Task directions
Check each line of the material. Copy those containing "bambino".

Stored items:
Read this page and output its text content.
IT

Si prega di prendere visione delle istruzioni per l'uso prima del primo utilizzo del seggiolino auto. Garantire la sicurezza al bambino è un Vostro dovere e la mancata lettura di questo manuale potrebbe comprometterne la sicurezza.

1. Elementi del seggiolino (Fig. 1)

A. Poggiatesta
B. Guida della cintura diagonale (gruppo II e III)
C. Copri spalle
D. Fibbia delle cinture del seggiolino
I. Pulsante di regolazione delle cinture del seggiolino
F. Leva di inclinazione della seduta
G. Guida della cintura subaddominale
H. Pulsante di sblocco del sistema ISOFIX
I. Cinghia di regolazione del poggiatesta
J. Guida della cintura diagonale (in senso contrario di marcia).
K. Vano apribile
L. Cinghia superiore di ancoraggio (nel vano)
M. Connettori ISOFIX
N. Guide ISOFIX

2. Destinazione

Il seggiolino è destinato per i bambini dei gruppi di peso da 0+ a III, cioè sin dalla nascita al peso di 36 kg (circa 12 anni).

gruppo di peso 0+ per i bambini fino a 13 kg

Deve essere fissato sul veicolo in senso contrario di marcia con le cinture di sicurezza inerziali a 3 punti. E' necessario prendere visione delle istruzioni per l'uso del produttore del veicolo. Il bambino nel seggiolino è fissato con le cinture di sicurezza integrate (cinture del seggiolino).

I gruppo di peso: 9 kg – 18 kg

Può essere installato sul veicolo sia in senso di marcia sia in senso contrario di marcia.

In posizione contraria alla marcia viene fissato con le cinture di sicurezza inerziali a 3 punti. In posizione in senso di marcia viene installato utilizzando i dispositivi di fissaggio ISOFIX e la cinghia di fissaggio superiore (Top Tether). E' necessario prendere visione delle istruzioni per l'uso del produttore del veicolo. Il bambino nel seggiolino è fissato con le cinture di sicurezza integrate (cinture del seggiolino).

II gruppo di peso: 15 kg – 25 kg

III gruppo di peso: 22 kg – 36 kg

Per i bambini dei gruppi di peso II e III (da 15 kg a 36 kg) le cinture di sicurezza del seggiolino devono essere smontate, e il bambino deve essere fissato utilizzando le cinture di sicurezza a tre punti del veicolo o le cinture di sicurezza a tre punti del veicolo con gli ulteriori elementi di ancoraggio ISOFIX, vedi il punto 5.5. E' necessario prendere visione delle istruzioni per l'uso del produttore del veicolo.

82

--

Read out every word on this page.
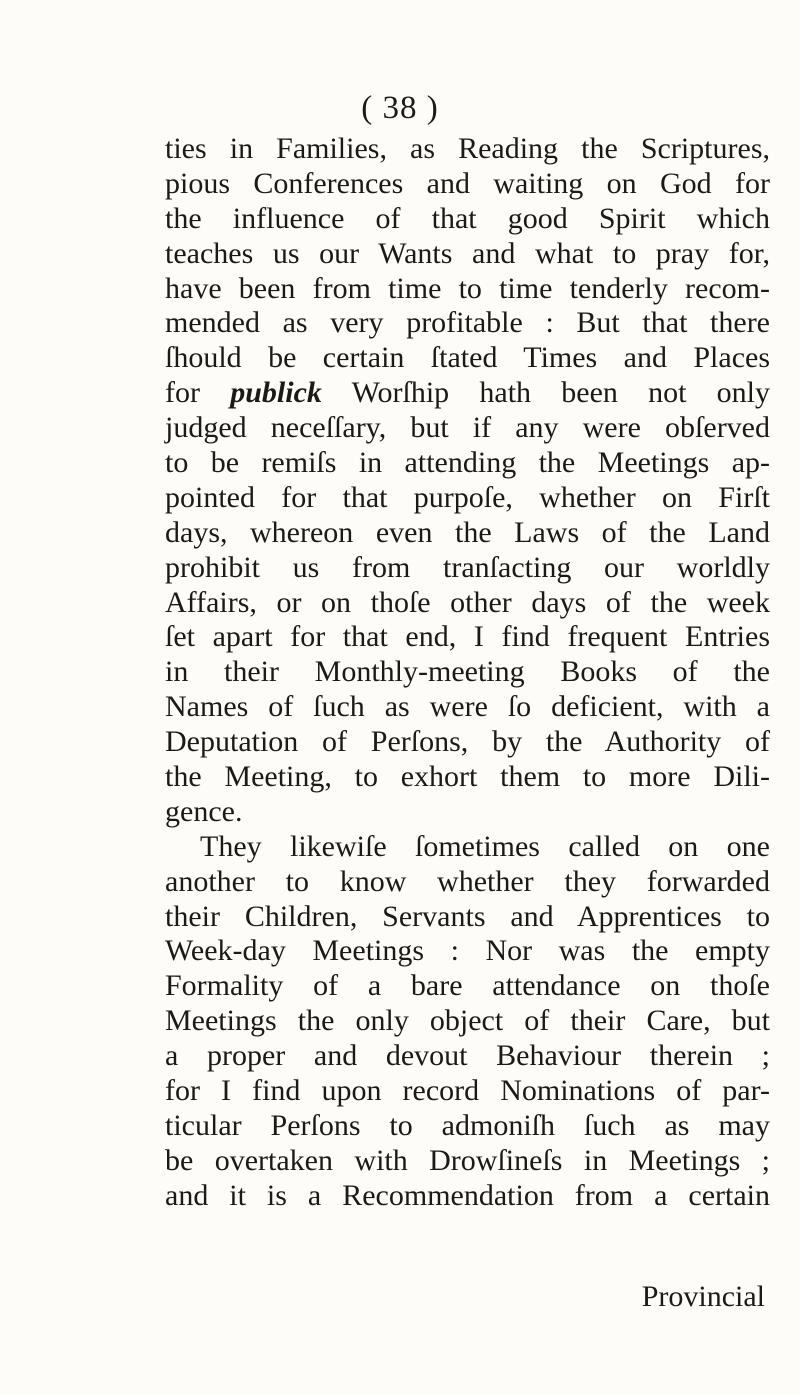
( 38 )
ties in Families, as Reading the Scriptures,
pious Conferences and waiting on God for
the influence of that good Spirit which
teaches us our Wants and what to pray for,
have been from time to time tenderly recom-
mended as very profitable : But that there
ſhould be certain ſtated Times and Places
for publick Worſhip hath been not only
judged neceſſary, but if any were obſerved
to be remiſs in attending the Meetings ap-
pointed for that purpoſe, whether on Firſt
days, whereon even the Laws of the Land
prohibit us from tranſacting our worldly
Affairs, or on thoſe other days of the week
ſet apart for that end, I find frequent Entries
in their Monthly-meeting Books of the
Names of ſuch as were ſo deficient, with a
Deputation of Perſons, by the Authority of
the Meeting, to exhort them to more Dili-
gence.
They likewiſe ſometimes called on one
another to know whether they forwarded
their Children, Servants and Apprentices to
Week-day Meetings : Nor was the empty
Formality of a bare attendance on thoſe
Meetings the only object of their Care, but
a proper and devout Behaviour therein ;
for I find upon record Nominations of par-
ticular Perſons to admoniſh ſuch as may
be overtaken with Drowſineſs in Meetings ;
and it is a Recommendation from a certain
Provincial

Problem solution
Si prega di prendere visione delle istruzioni per l'uso prima del primo utilizzo del seggiolino auto. Garantire la sicurezza al bambino è un Vostro dovere e la mancata lettura di questo manuale potrebbe comprometterne la sicurezza.
Deve essere fissato sul veicolo in senso contrario di marcia con le cinture di sicurezza inerziali a 3 punti. E' necessario prendere visione delle istruzioni per l'uso del produttore del veicolo. Il bambino nel seggiolino è fissato con le cinture di sicurezza integrate (cinture del seggiolino).
In posizione contraria alla marcia viene fissato con le cinture di sicurezza inerziali a 3 punti. In posizione in senso di marcia viene installato utilizzando i dispositivi di fissaggio ISOFIX e la cinghia di fissaggio superiore (Top Tether). E' necessario prendere visione delle istruzioni per l'uso del produttore del veicolo. Il bambino nel seggiolino è fissato con le cinture di sicurezza integrate (cinture del seggiolino).
Per i bambini dei gruppi di peso II e III (da 15 kg a 36 kg) le cinture di sicurezza del seggiolino devono essere smontate, e il bambino deve essere fissato utilizzando le cinture di sicurezza a tre punti del veicolo o le cinture di sicurezza a tre punti del veicolo con gli ulteriori elementi di ancoraggio ISOFIX, vedi il punto 5.5. E' necessario prendere visione delle istruzioni per l'uso del produttore del veicolo.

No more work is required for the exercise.